### The task
Filter the entries below, keeping every line that has the word "JSON".

****************

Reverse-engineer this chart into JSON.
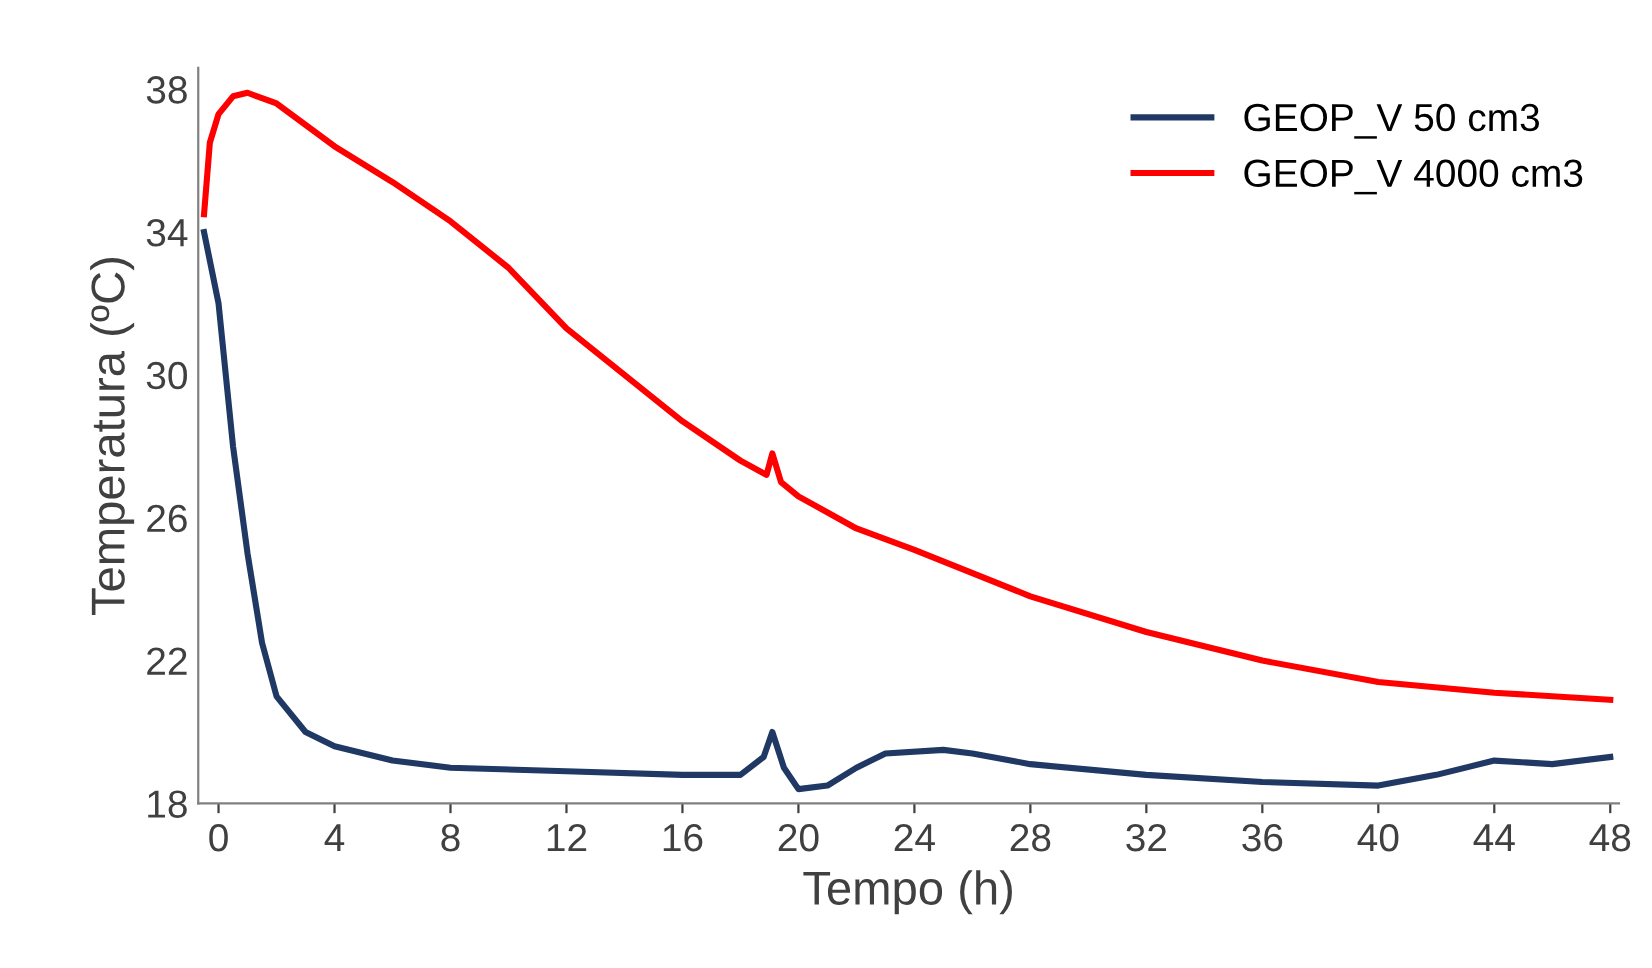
{
  "chart_data": {
    "type": "line",
    "xlabel": "Tempo (h)",
    "ylabel": "Temperatura (ºC)",
    "xlim": [
      -0.7,
      48.3
    ],
    "ylim": [
      18,
      38.6
    ],
    "xticks": [
      0,
      4,
      8,
      12,
      16,
      20,
      24,
      28,
      32,
      36,
      40,
      44,
      48
    ],
    "yticks": [
      18,
      22,
      26,
      30,
      34,
      38
    ],
    "grid": false,
    "legend": "top right",
    "series": [
      {
        "name": "GEOP_V 50 cm3",
        "color": "#1f3864",
        "x": [
          -0.5,
          0,
          0.5,
          1,
          1.5,
          2,
          3,
          4,
          6,
          8,
          12,
          16,
          18,
          18.8,
          19.1,
          19.5,
          20,
          21,
          22,
          23,
          25,
          26,
          28,
          32,
          36,
          40,
          42,
          44,
          46,
          48
        ],
        "values": [
          34,
          32,
          28,
          25,
          22.5,
          21,
          20,
          19.6,
          19.2,
          19.0,
          18.9,
          18.8,
          18.8,
          19.3,
          20.0,
          19.0,
          18.4,
          18.5,
          19.0,
          19.4,
          19.5,
          19.4,
          19.1,
          18.8,
          18.6,
          18.5,
          18.8,
          19.2,
          19.1,
          19.3
        ]
      },
      {
        "name": "GEOP_V 4000 cm3",
        "color": "#ff0000",
        "x": [
          -0.5,
          -0.3,
          0,
          0.5,
          1,
          2,
          4,
          6,
          8,
          10,
          12,
          14,
          16,
          18,
          18.9,
          19.1,
          19.4,
          20,
          22,
          24,
          28,
          32,
          36,
          40,
          44,
          48
        ],
        "values": [
          34.5,
          36.5,
          37.3,
          37.8,
          37.9,
          37.6,
          36.4,
          35.4,
          34.3,
          33,
          31.3,
          30,
          28.7,
          27.6,
          27.2,
          27.8,
          27,
          26.6,
          25.7,
          25.1,
          23.8,
          22.8,
          22.0,
          21.4,
          21.1,
          20.9
        ]
      }
    ]
  }
}
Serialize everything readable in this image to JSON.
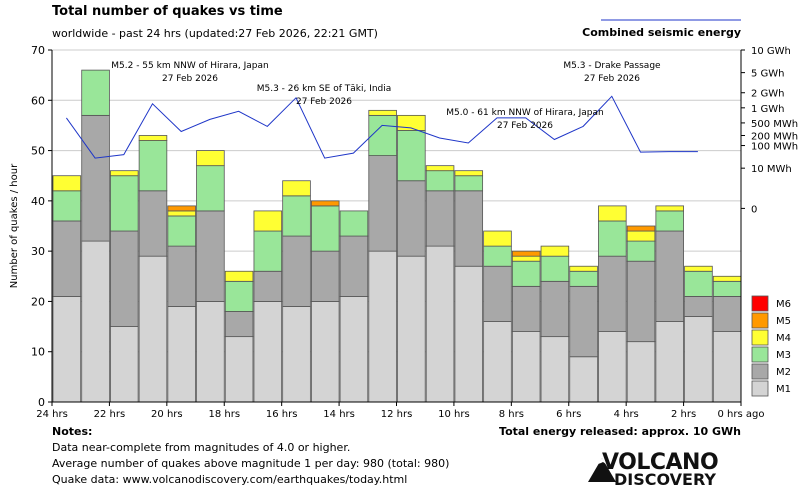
{
  "header": {
    "title": "Total number of quakes vs time",
    "subtitle": "worldwide - past 24 hrs (updated:27 Feb 2026, 22:21 GMT)",
    "energy_legend": "Combined seismic energy"
  },
  "colors": {
    "M1": "#d4d4d4",
    "M2": "#a8a8a8",
    "M3": "#99e699",
    "M4": "#ffff33",
    "M5": "#ff9900",
    "M6": "#ff0000",
    "energy_line": "#1f36c8",
    "grid": "#cccccc"
  },
  "chart_data": {
    "type": "bar",
    "stacked": true,
    "title": "Total number of quakes vs time",
    "ylabel": "Number of quakes / hour",
    "ylim": [
      0,
      70
    ],
    "y_ticks": [
      0,
      10,
      20,
      30,
      40,
      50,
      60,
      70
    ],
    "x_tick_labels": [
      "24 hrs",
      "22 hrs",
      "20 hrs",
      "18 hrs",
      "16 hrs",
      "14 hrs",
      "12 hrs",
      "10 hrs",
      "8 hrs",
      "6 hrs",
      "4 hrs",
      "2 hrs",
      "0 hrs ago"
    ],
    "series": [
      {
        "name": "M1",
        "values": [
          21,
          32,
          15,
          29,
          19,
          20,
          13,
          20,
          19,
          20,
          21,
          30,
          29,
          31,
          27,
          16,
          14,
          13,
          9,
          14,
          12,
          16,
          17,
          14
        ]
      },
      {
        "name": "M2",
        "values": [
          15,
          25,
          19,
          13,
          12,
          18,
          5,
          6,
          14,
          10,
          12,
          19,
          15,
          11,
          15,
          11,
          9,
          11,
          14,
          15,
          16,
          18,
          4,
          7
        ]
      },
      {
        "name": "M3",
        "values": [
          6,
          9,
          11,
          10,
          6,
          9,
          6,
          8,
          8,
          9,
          5,
          8,
          10,
          4,
          3,
          4,
          5,
          5,
          3,
          7,
          4,
          4,
          5,
          3
        ]
      },
      {
        "name": "M4",
        "values": [
          3,
          0,
          1,
          1,
          1,
          3,
          2,
          4,
          3,
          0,
          0,
          1,
          3,
          1,
          1,
          3,
          1,
          2,
          1,
          3,
          2,
          1,
          1,
          1
        ]
      },
      {
        "name": "M5",
        "values": [
          0,
          0,
          0,
          0,
          1,
          0,
          0,
          0,
          0,
          1,
          0,
          0,
          0,
          0,
          0,
          0,
          1,
          0,
          0,
          0,
          1,
          0,
          0,
          0
        ]
      },
      {
        "name": "M6",
        "values": [
          0,
          0,
          0,
          0,
          0,
          0,
          0,
          0,
          0,
          0,
          0,
          0,
          0,
          0,
          0,
          0,
          0,
          0,
          0,
          0,
          0,
          0,
          0,
          0
        ]
      }
    ],
    "legend": [
      "M6",
      "M5",
      "M4",
      "M3",
      "M2",
      "M1"
    ],
    "energy_axis_labels": [
      "10 GWh",
      "5 GWh",
      "2 GWh",
      "1 GWh",
      "500 MWh",
      "200 MWh",
      "100 MWh",
      "10 MWh",
      "0"
    ],
    "energy_axis_on_left_scale": [
      70,
      65.5,
      61.5,
      58.5,
      55.5,
      53,
      51,
      46.5,
      38.5
    ],
    "energy_line_on_left_scale": [
      56.5,
      48.5,
      49.2,
      59.3,
      53.8,
      56.2,
      57.8,
      54.8,
      60.5,
      48.5,
      49.5,
      55,
      54.5,
      52.5,
      51.5,
      56.5,
      56.5,
      52.2,
      54.8,
      60.8,
      49.7,
      49.8,
      49.8
    ],
    "annotations": [
      {
        "line1": "M5.2 - 55 km NNW of Hirara, Japan",
        "line2": "27 Feb 2026",
        "hour": 20
      },
      {
        "line1": "M5.3 - 26 km SE of Tāki, India",
        "line2": "27 Feb 2026",
        "hour": 14
      },
      {
        "line1": "M5.0 - 61 km NNW of Hirara, Japan",
        "line2": "27 Feb 2026",
        "hour": 8
      },
      {
        "line1": "M5.3 - Drake Passage",
        "line2": "27 Feb 2026",
        "hour": 4
      }
    ]
  },
  "notes": {
    "title": "Notes:",
    "line1": "Data near-complete from magnitudes of 4.0 or higher.",
    "line2": "Average number of quakes above magnitude 1 per day: 980 (total: 980)",
    "line3": "Quake data: www.volcanodiscovery.com/earthquakes/today.html",
    "total_energy": "Total energy released: approx. 10 GWh"
  },
  "logo": {
    "line1": "VOLCANO",
    "line2": "DISCOVERY"
  }
}
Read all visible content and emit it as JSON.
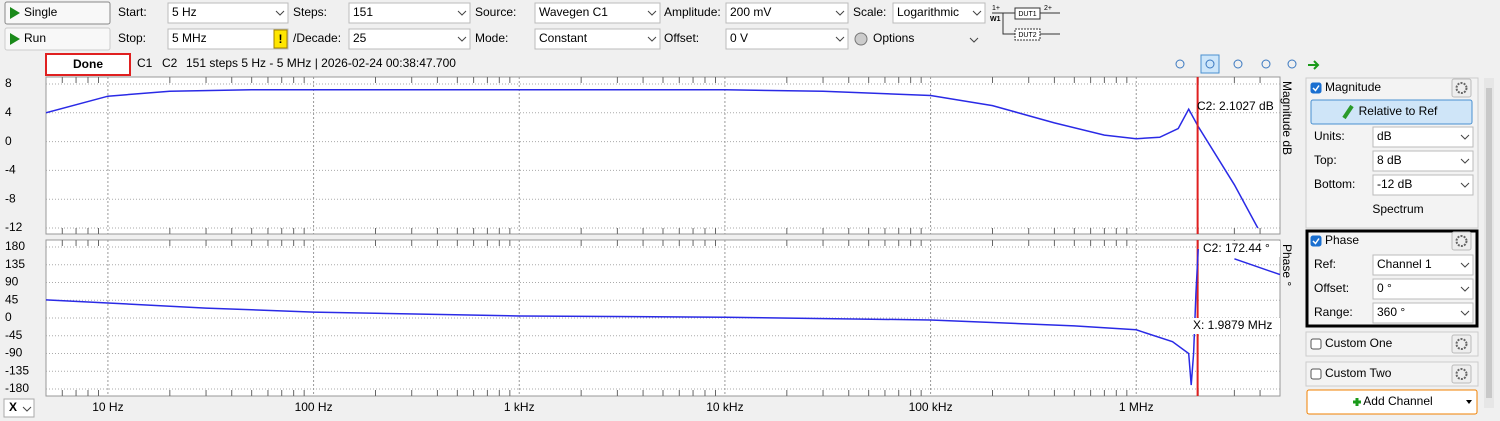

****************

### Exercise solution
Reverse-engineer this chart into JSON.
Serialize everything readable in this image to JSON.
Read all visible content and emit it as JSON.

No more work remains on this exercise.